Exercise instructions:
Copy out each line featuring the string "邹忌讽齐王纳谏" from the entries beneath.

Supplied data:
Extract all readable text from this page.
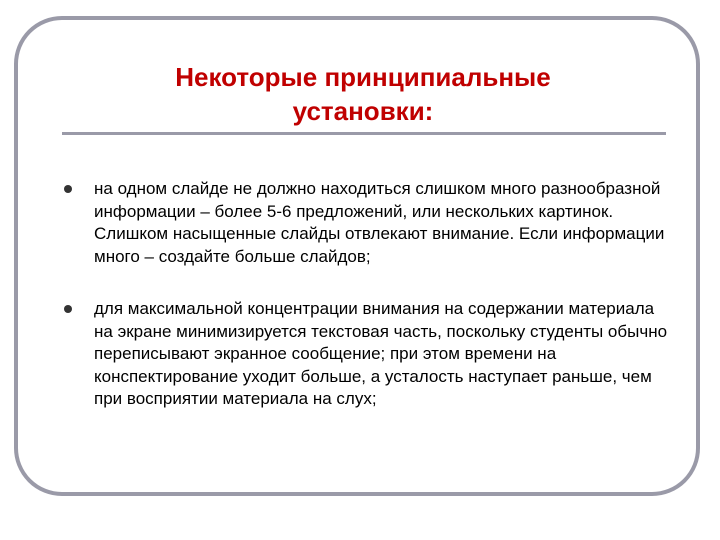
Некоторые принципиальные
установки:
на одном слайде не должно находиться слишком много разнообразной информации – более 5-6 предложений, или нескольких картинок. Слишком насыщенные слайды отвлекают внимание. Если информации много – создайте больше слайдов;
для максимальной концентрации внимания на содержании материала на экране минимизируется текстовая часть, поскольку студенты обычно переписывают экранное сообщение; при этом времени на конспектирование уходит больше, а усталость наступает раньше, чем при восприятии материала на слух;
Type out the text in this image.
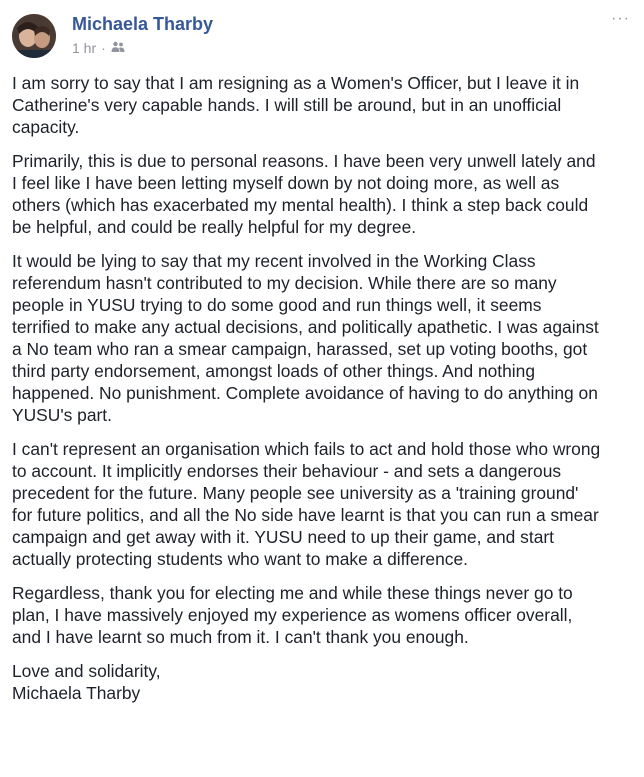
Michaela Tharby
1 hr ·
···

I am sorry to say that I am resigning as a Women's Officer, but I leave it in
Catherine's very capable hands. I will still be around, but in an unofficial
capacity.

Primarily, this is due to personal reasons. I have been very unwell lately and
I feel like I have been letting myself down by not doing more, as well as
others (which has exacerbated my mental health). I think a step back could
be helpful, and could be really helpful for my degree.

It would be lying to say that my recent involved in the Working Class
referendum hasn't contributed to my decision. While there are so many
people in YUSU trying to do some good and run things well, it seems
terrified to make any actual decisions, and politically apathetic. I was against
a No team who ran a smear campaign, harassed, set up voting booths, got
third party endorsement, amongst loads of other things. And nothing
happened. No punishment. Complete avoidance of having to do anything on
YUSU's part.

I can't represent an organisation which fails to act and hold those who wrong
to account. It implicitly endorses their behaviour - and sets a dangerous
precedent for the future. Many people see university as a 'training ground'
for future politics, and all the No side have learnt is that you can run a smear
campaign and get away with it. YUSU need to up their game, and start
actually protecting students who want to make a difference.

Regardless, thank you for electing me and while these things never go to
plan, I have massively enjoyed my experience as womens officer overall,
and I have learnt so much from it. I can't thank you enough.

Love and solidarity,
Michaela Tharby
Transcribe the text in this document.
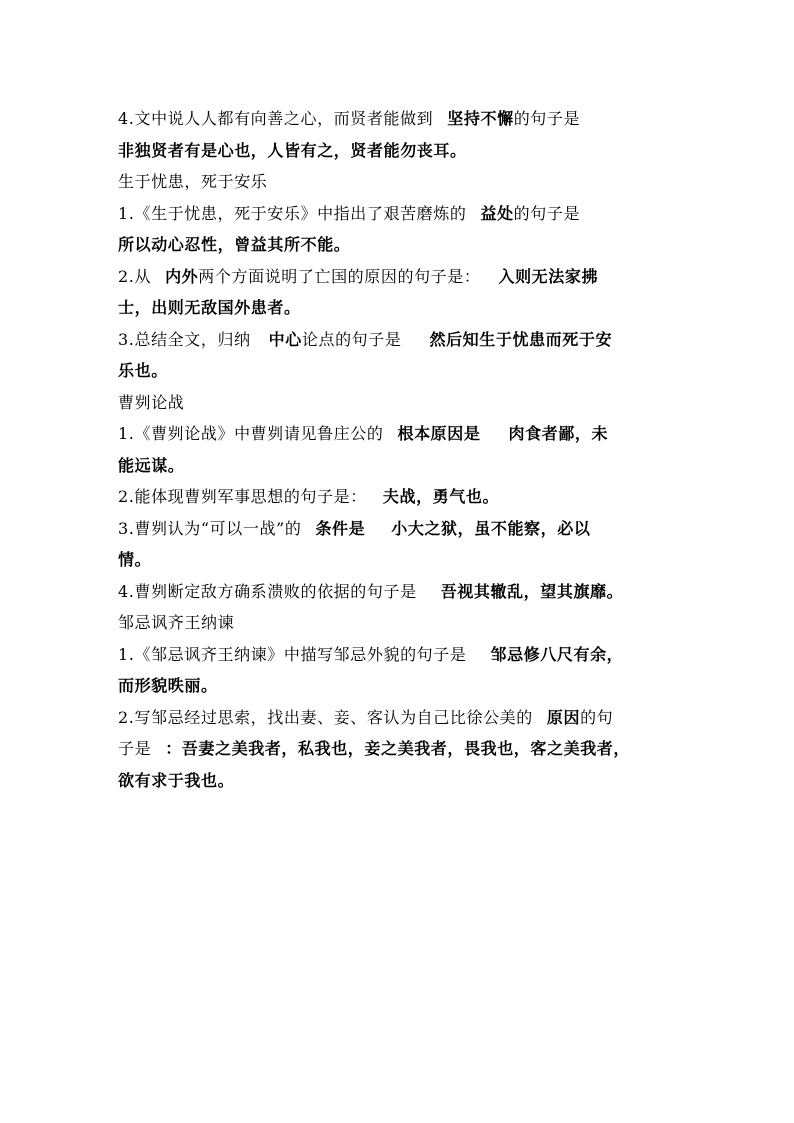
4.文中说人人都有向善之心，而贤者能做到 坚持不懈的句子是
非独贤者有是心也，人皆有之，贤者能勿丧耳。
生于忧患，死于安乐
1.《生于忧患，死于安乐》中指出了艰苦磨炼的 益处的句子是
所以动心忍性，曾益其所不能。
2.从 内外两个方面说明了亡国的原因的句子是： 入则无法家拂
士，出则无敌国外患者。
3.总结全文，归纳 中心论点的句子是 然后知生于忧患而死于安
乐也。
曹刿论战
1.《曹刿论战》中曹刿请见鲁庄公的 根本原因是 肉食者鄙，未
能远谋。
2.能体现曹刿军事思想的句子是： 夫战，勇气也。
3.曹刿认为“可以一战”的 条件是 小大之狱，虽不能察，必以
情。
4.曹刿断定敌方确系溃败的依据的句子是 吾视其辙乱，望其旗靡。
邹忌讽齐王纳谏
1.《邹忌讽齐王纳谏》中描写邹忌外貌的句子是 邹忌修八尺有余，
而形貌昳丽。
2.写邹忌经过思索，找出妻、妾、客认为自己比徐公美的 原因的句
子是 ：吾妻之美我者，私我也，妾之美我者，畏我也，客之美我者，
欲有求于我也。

==

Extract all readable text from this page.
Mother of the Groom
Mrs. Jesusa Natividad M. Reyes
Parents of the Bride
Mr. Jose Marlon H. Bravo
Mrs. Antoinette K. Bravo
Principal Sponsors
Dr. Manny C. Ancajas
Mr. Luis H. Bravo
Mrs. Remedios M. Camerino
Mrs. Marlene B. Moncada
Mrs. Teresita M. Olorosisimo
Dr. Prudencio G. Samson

Solution to this problem:
邹忌讽齐王纳谏
1.《邹忌讽齐王纳谏》中描写邹忌外貌的句子是 邹忌修八尺有余，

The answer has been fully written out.